>>

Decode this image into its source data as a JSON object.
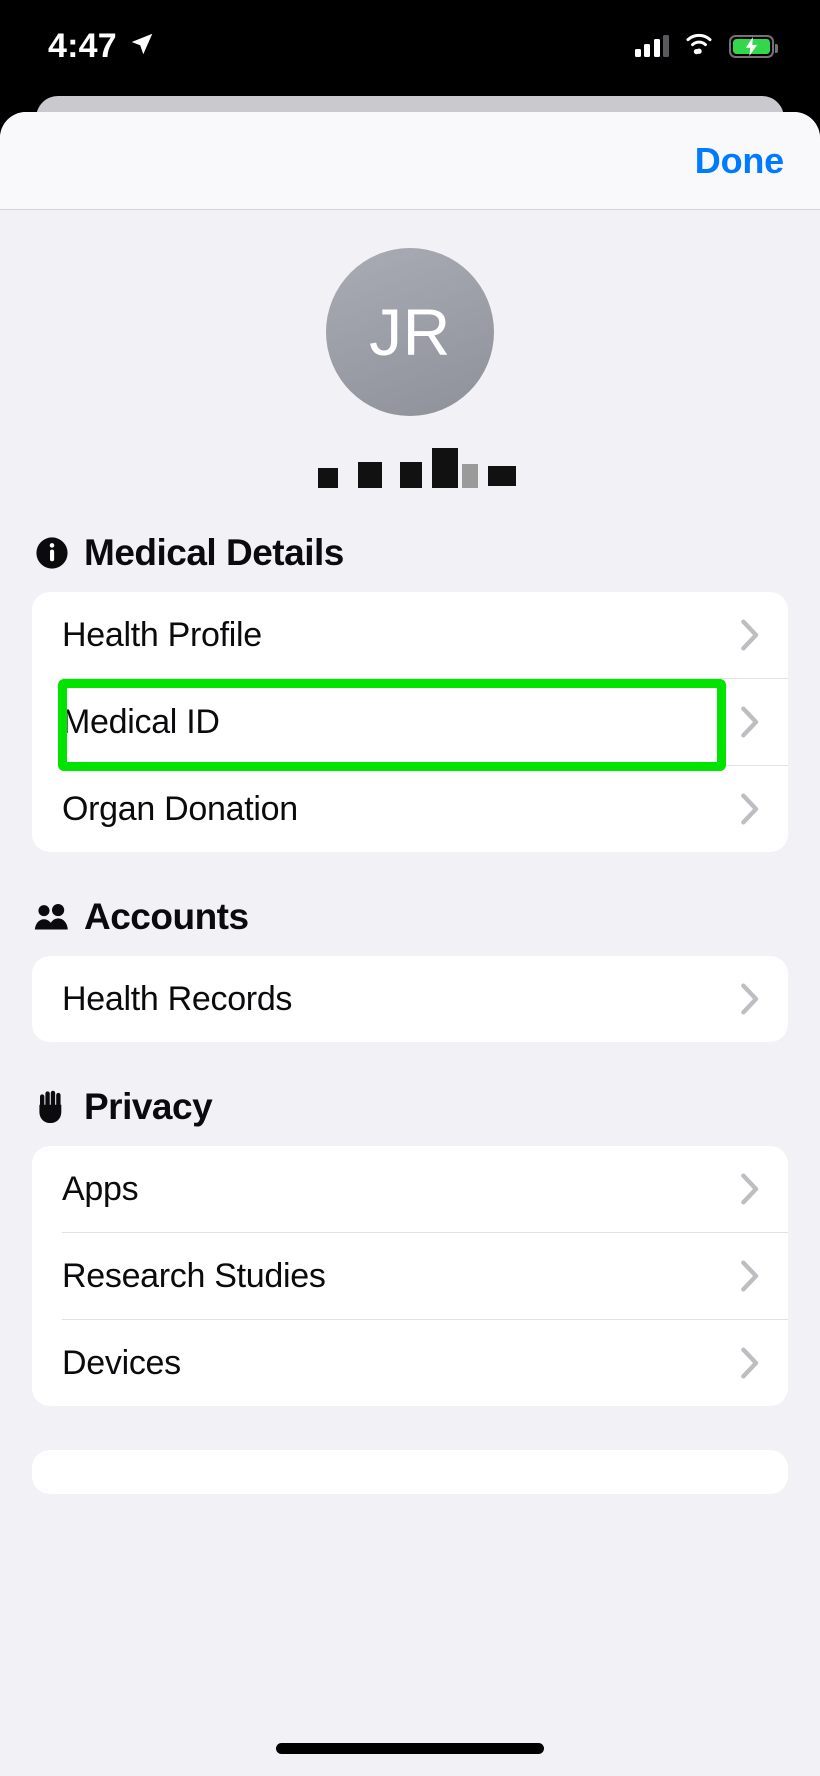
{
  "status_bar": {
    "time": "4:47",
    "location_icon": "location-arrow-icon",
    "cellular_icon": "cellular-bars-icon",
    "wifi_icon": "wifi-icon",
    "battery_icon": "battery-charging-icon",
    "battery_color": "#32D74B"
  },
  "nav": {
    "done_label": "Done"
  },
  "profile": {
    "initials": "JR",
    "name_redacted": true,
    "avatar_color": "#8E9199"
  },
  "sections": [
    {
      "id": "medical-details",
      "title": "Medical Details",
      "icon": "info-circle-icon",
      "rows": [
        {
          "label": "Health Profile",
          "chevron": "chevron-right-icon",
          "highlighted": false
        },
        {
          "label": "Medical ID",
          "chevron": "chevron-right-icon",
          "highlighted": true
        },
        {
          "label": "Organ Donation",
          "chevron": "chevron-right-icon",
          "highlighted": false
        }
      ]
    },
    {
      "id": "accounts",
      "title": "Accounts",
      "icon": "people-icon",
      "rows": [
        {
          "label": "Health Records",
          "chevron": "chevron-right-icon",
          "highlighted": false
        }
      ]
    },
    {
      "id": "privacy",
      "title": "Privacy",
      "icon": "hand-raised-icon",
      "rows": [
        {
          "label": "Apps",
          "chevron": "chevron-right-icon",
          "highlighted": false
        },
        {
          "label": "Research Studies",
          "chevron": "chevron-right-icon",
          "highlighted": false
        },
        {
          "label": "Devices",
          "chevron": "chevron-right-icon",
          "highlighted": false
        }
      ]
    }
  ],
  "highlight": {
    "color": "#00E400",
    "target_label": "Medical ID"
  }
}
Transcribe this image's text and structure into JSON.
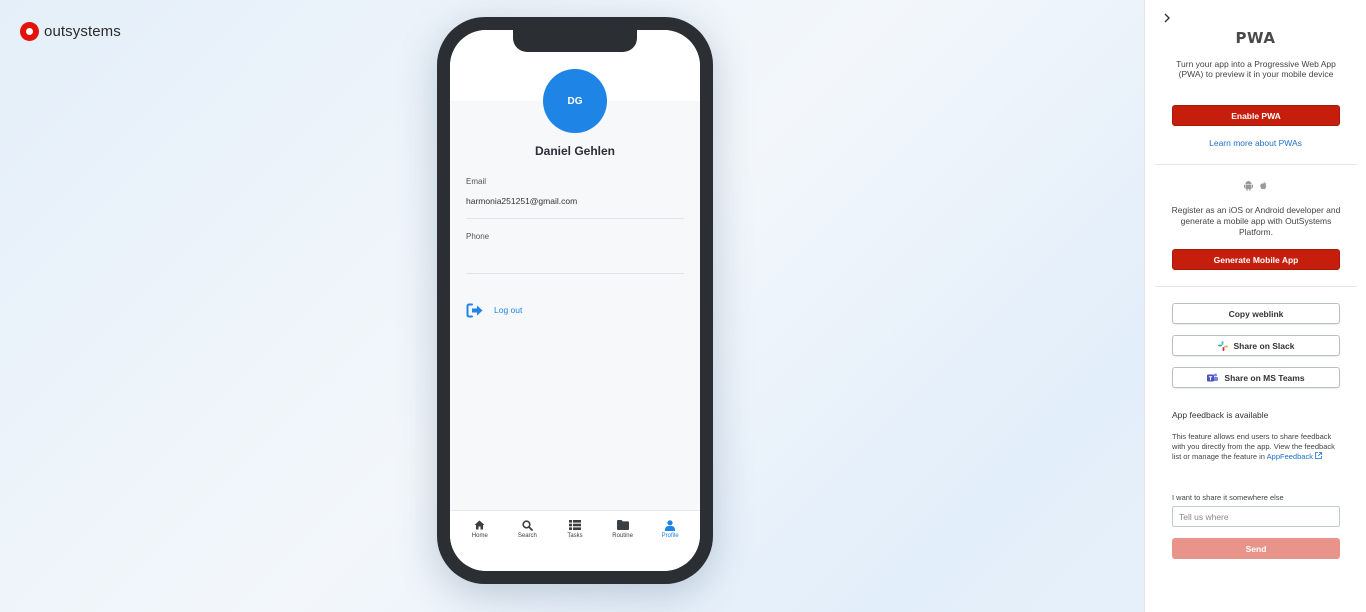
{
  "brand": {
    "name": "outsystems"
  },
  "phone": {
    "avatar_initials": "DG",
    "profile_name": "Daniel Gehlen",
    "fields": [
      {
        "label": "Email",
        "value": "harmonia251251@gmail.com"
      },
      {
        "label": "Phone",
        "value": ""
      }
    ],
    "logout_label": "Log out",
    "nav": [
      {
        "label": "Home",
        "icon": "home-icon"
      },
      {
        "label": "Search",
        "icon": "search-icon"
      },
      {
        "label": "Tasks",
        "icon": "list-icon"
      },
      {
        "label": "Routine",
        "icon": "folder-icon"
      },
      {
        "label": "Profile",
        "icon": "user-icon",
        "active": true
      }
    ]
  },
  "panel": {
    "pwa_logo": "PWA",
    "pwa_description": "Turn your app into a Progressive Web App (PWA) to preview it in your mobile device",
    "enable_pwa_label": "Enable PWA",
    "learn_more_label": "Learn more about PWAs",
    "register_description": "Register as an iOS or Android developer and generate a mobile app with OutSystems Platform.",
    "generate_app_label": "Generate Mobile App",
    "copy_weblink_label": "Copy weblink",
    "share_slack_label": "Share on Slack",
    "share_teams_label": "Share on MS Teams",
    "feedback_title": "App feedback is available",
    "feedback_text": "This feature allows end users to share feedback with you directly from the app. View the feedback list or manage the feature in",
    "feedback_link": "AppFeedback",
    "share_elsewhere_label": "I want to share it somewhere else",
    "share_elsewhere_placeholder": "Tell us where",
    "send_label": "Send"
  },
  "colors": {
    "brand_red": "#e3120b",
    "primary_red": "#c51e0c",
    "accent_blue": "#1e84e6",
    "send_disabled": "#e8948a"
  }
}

<<
>>

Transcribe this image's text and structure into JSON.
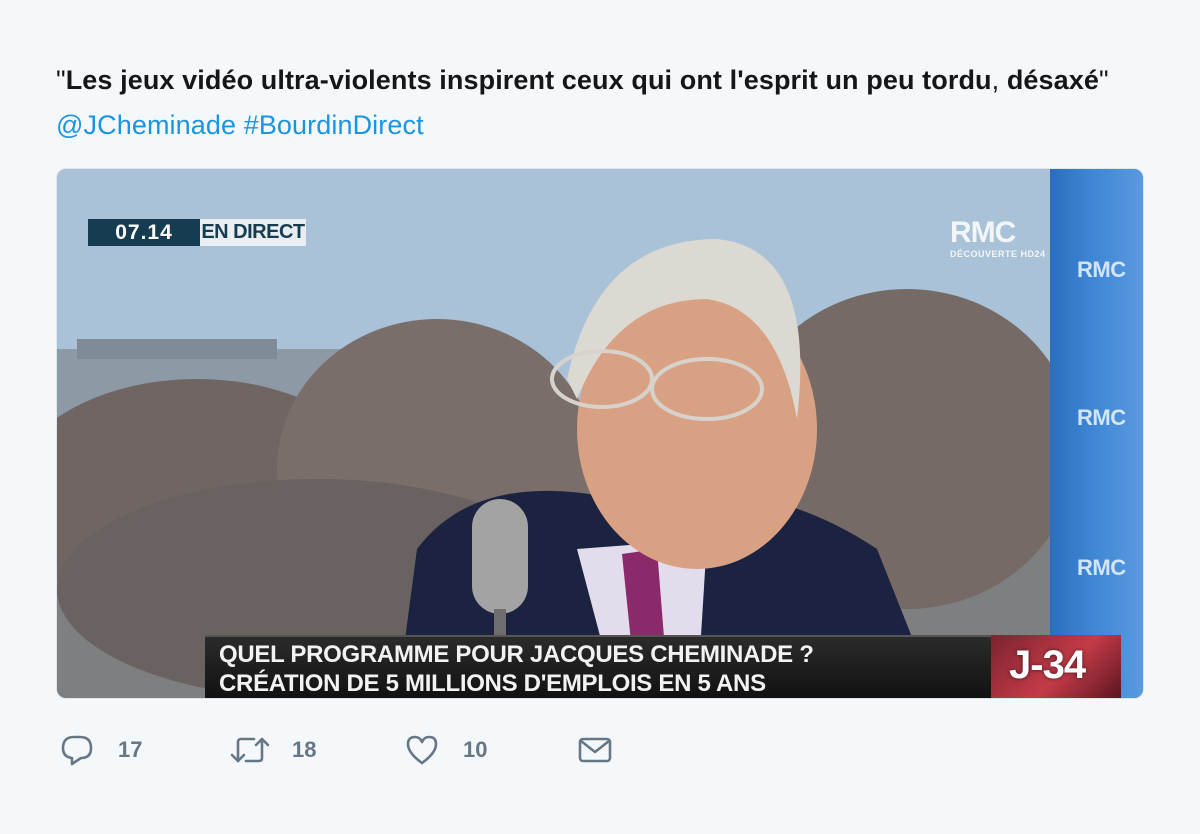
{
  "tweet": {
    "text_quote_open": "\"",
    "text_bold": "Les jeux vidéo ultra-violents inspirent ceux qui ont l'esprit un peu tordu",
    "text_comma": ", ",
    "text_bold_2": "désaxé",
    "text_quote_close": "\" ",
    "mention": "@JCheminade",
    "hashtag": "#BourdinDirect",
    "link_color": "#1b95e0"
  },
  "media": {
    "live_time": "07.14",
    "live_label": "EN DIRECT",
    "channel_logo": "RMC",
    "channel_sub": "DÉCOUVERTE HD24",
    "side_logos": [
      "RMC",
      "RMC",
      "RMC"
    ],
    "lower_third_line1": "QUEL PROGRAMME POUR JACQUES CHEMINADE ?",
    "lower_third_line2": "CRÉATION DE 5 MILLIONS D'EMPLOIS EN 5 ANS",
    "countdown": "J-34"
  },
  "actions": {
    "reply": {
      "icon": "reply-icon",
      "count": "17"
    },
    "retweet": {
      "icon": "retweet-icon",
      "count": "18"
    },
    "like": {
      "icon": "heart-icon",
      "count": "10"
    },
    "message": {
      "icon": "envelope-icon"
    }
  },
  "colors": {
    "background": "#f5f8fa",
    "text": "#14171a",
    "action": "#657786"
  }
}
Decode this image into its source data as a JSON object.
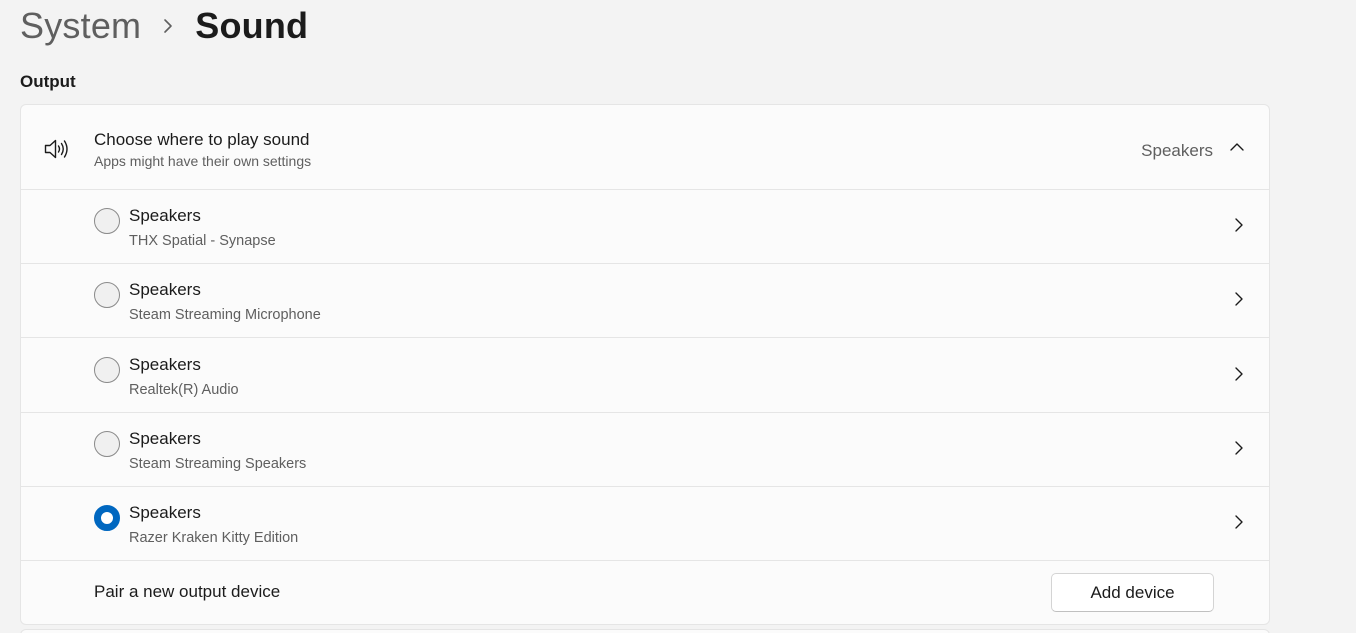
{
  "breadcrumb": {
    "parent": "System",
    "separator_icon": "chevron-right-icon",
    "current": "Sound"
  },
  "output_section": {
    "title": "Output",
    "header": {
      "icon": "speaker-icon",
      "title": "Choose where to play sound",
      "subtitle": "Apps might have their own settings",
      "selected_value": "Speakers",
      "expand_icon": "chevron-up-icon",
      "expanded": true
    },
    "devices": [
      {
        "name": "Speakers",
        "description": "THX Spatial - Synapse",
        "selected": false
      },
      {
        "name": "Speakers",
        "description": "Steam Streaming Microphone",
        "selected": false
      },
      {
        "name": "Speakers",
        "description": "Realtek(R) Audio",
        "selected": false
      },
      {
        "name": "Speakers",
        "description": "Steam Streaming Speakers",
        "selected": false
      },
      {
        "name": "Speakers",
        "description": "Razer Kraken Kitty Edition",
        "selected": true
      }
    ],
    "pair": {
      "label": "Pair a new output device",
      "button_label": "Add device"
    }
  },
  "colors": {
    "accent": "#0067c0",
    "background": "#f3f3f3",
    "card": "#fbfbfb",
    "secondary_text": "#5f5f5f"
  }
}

<<

Goal: Of the lines in this material, state how many hold the string "Streaming". Write no other words.

Correct result: 2